** START OF Entries shown **

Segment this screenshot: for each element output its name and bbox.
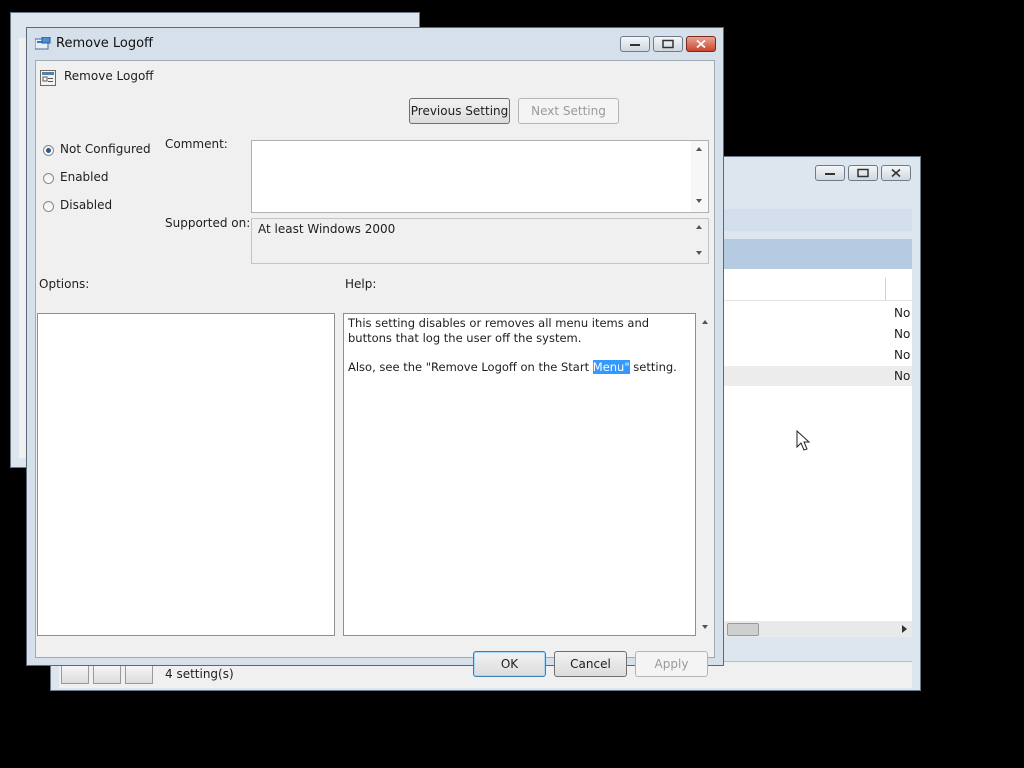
options-label: Options:	[39, 277, 90, 291]
supported-on-label: Supported on:	[165, 216, 251, 230]
bg-column-divider	[885, 278, 886, 300]
scroll-up-icon[interactable]	[702, 320, 708, 324]
radio-enabled[interactable]	[43, 173, 54, 184]
radio-not-configured-label[interactable]: Not Configured	[60, 142, 151, 156]
comment-scrollbar[interactable]	[691, 141, 708, 212]
help-paragraph-2-end: setting.	[629, 360, 677, 374]
status-text: 4 setting(s)	[165, 667, 234, 681]
minimize-button[interactable]	[620, 36, 650, 52]
radio-not-configured[interactable]	[43, 145, 54, 156]
dialog-client-area: Remove Logoff Previous Setting Next Sett…	[35, 60, 715, 677]
cancel-button[interactable]: Cancel	[554, 651, 627, 677]
radio-disabled-label[interactable]: Disabled	[60, 198, 112, 212]
scroll-down-icon[interactable]	[696, 199, 702, 203]
previous-setting-button[interactable]: Previous Setting	[409, 98, 510, 124]
restore-icon	[857, 168, 869, 178]
bg-status-button-3[interactable]	[125, 664, 153, 684]
bg-status-button-1[interactable]	[61, 664, 89, 684]
bg-row-value: No	[894, 348, 911, 362]
help-scrollbar[interactable]	[697, 313, 713, 636]
close-icon	[891, 168, 901, 178]
minimize-icon	[825, 173, 835, 175]
comment-label: Comment:	[165, 137, 228, 151]
mouse-cursor-icon	[796, 430, 811, 451]
comment-field[interactable]	[251, 140, 709, 213]
help-paragraph-2: Also, see the "Remove Logoff on the Star…	[348, 360, 692, 375]
minimize-icon	[630, 44, 640, 46]
bg-scroll-thumb[interactable]	[727, 623, 759, 636]
radio-disabled[interactable]	[43, 201, 54, 212]
bg-restore-button[interactable]	[848, 165, 878, 181]
scroll-up-icon[interactable]	[696, 225, 702, 229]
ok-button[interactable]: OK	[473, 651, 546, 677]
scroll-right-icon[interactable]	[902, 625, 908, 633]
help-text: This setting disables or removes all men…	[348, 316, 692, 375]
next-setting-button[interactable]: Next Setting	[518, 98, 619, 124]
scroll-up-icon[interactable]	[696, 147, 702, 151]
help-selected-text: Menu"	[592, 360, 630, 374]
scroll-down-icon[interactable]	[696, 251, 702, 255]
supported-on-scrollbar[interactable]	[691, 219, 708, 263]
maximize-button[interactable]	[653, 36, 683, 52]
close-button[interactable]	[686, 36, 716, 52]
bg-close-button[interactable]	[881, 165, 911, 181]
close-icon	[696, 39, 706, 49]
setting-name: Remove Logoff	[64, 69, 154, 83]
apply-button[interactable]: Apply	[635, 651, 708, 677]
policy-title-icon	[35, 37, 51, 50]
policy-setting-icon	[40, 70, 56, 86]
supported-on-field: At least Windows 2000	[251, 218, 709, 264]
bg-row-value: No	[894, 306, 911, 320]
bg-minimize-button[interactable]	[815, 165, 845, 181]
maximize-icon	[662, 39, 674, 49]
help-label: Help:	[345, 277, 377, 291]
options-panel	[37, 313, 335, 636]
help-paragraph-1: This setting disables or removes all men…	[348, 316, 650, 345]
dialog-title: Remove Logoff	[56, 36, 154, 51]
bg-row-value: No	[894, 327, 911, 341]
remove-logoff-dialog: Remove Logoff Remove Logoff Previous Set…	[26, 27, 724, 677]
help-panel: This setting disables or removes all men…	[343, 313, 696, 636]
radio-enabled-label[interactable]: Enabled	[60, 170, 109, 184]
bg-status-button-2[interactable]	[93, 664, 121, 684]
bg-row-value: No	[894, 369, 911, 383]
scroll-down-icon[interactable]	[702, 625, 708, 629]
help-paragraph-2-text: Also, see the "Remove Logoff on the Star…	[348, 360, 593, 374]
supported-on-value: At least Windows 2000	[258, 222, 396, 236]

** END OF Entries shown **

→ **Problem**: Please rewrite all the items above, replacing every "bg-row-value" with "background-row-value" and keeping everything else the same. Leave the pictures out.

→ **The result**:
Segment this screenshot: for each element output its name and bbox.
options-label: Options:	[39, 277, 90, 291]
supported-on-label: Supported on:	[165, 216, 251, 230]
bg-column-divider	[885, 278, 886, 300]
scroll-up-icon[interactable]	[702, 320, 708, 324]
radio-enabled[interactable]	[43, 173, 54, 184]
radio-not-configured-label[interactable]: Not Configured	[60, 142, 151, 156]
comment-scrollbar[interactable]	[691, 141, 708, 212]
help-paragraph-2-end: setting.	[629, 360, 677, 374]
status-text: 4 setting(s)	[165, 667, 234, 681]
minimize-button[interactable]	[620, 36, 650, 52]
radio-not-configured[interactable]	[43, 145, 54, 156]
dialog-client-area: Remove Logoff Previous Setting Next Sett…	[35, 60, 715, 677]
cancel-button[interactable]: Cancel	[554, 651, 627, 677]
radio-disabled-label[interactable]: Disabled	[60, 198, 112, 212]
scroll-down-icon[interactable]	[696, 199, 702, 203]
previous-setting-button[interactable]: Previous Setting	[409, 98, 510, 124]
restore-icon	[857, 168, 869, 178]
bg-status-button-3[interactable]	[125, 664, 153, 684]
bg-status-button-1[interactable]	[61, 664, 89, 684]
background-row-value: No	[894, 348, 911, 362]
help-scrollbar[interactable]	[697, 313, 713, 636]
close-icon	[891, 168, 901, 178]
minimize-icon	[825, 173, 835, 175]
comment-label: Comment:	[165, 137, 228, 151]
mouse-cursor-icon	[796, 430, 811, 451]
comment-field[interactable]	[251, 140, 709, 213]
help-paragraph-2: Also, see the "Remove Logoff on the Star…	[348, 360, 692, 375]
minimize-icon	[630, 44, 640, 46]
bg-scroll-thumb[interactable]	[727, 623, 759, 636]
radio-disabled[interactable]	[43, 201, 54, 212]
bg-restore-button[interactable]	[848, 165, 878, 181]
scroll-up-icon[interactable]	[696, 225, 702, 229]
ok-button[interactable]: OK	[473, 651, 546, 677]
scroll-right-icon[interactable]	[902, 625, 908, 633]
help-text: This setting disables or removes all men…	[348, 316, 692, 375]
next-setting-button[interactable]: Next Setting	[518, 98, 619, 124]
scroll-up-icon[interactable]	[696, 147, 702, 151]
help-selected-text: Menu"	[592, 360, 630, 374]
scroll-down-icon[interactable]	[696, 251, 702, 255]
supported-on-scrollbar[interactable]	[691, 219, 708, 263]
maximize-button[interactable]	[653, 36, 683, 52]
close-button[interactable]	[686, 36, 716, 52]
bg-close-button[interactable]	[881, 165, 911, 181]
close-icon	[696, 39, 706, 49]
setting-name: Remove Logoff	[64, 69, 154, 83]
apply-button[interactable]: Apply	[635, 651, 708, 677]
policy-title-icon	[35, 37, 51, 50]
policy-setting-icon	[40, 70, 56, 86]
supported-on-field: At least Windows 2000	[251, 218, 709, 264]
background-row-value: No	[894, 306, 911, 320]
bg-minimize-button[interactable]	[815, 165, 845, 181]
maximize-icon	[662, 39, 674, 49]
help-label: Help:	[345, 277, 377, 291]
options-panel	[37, 313, 335, 636]
help-paragraph-1: This setting disables or removes all men…	[348, 316, 650, 345]
dialog-title: Remove Logoff	[56, 36, 154, 51]
background-row-value: No	[894, 327, 911, 341]
remove-logoff-dialog: Remove Logoff Remove Logoff Previous Set…	[26, 27, 724, 677]
help-panel: This setting disables or removes all men…	[343, 313, 696, 636]
radio-enabled-label[interactable]: Enabled	[60, 170, 109, 184]
bg-status-button-2[interactable]	[93, 664, 121, 684]
background-row-value: No	[894, 369, 911, 383]
scroll-down-icon[interactable]	[702, 625, 708, 629]
help-paragraph-2-text: Also, see the "Remove Logoff on the Star…	[348, 360, 593, 374]
supported-on-value: At least Windows 2000	[258, 222, 396, 236]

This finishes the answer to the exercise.